SELECTION ::
A picture book about what Willa Cather may have experienced as a child when her family moved west. Winter on the plains, on the Divide in Nebraska, was a mean season: ``There were no farms, no hills, no trees, only the flat, silent land beneath the vast, unbroken sky. She felt they had come to the end of things.'' But then came spring, ``like a shy child bringing gifts of flowers to the door,'' and Willa melts. As Bedard (Painted Devil, 1994, etc.) tells it, Cather delighted in the china sky, the fresh-plowed earth, and the few scattered neighbors: Swedes and Danes, Bohemians and Norwegians. ``Their speech was slow, their words were spare.'' The child comes to love the place: Spring slips into a hot, sunflowered summer, which gives way to a copper-colored autumn, the land ``strong and still and free,'' and brought to life in McCully's watercolors, which can be pensive, expansive, or joy-filled, as required. The metaphors are overtaxed (Willa marvels over the shells she brought with her from the East, ``so plain without, so pearled within''—just like her neighbors, just like the Divide), but a sense emerges of what it is like to be young and scared in a new landscape. The afterword makes reference to Cather's writings, but does not list specific sources for Bedard's text. (Picture book. 4-8)

PROVIDED DATA ::
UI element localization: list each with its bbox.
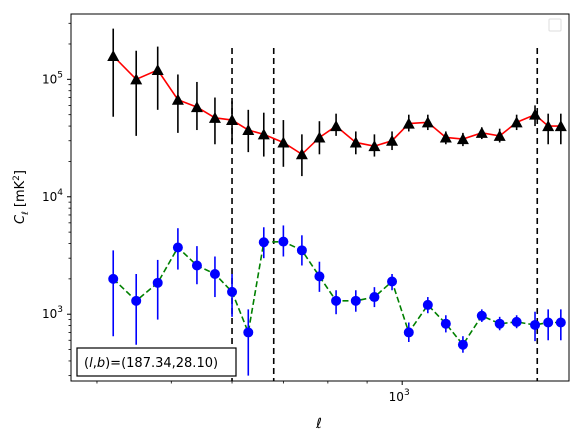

REQUESTS ::
1) In the review, whose watercolors bring the Nebraska landscape to life?
2) Decide whether each statement agrees with the review. Answer yes or no for each, and quote the words from the review that settle it.
(a) The book is marked for readers aged 4 to 8.
(b) The afterword lists specific sources for Bedard's text.
(c) Swedes and Danes were among the scattered neighbors.

SOLUTIONS ::
1) McCully's

2)
(a) Yes: "(Picture book. 4-8)"
(b) No: "does not list specific sources for Bedard's text"
(c) Yes: "Swedes and Danes, Bohemians and Norwegians"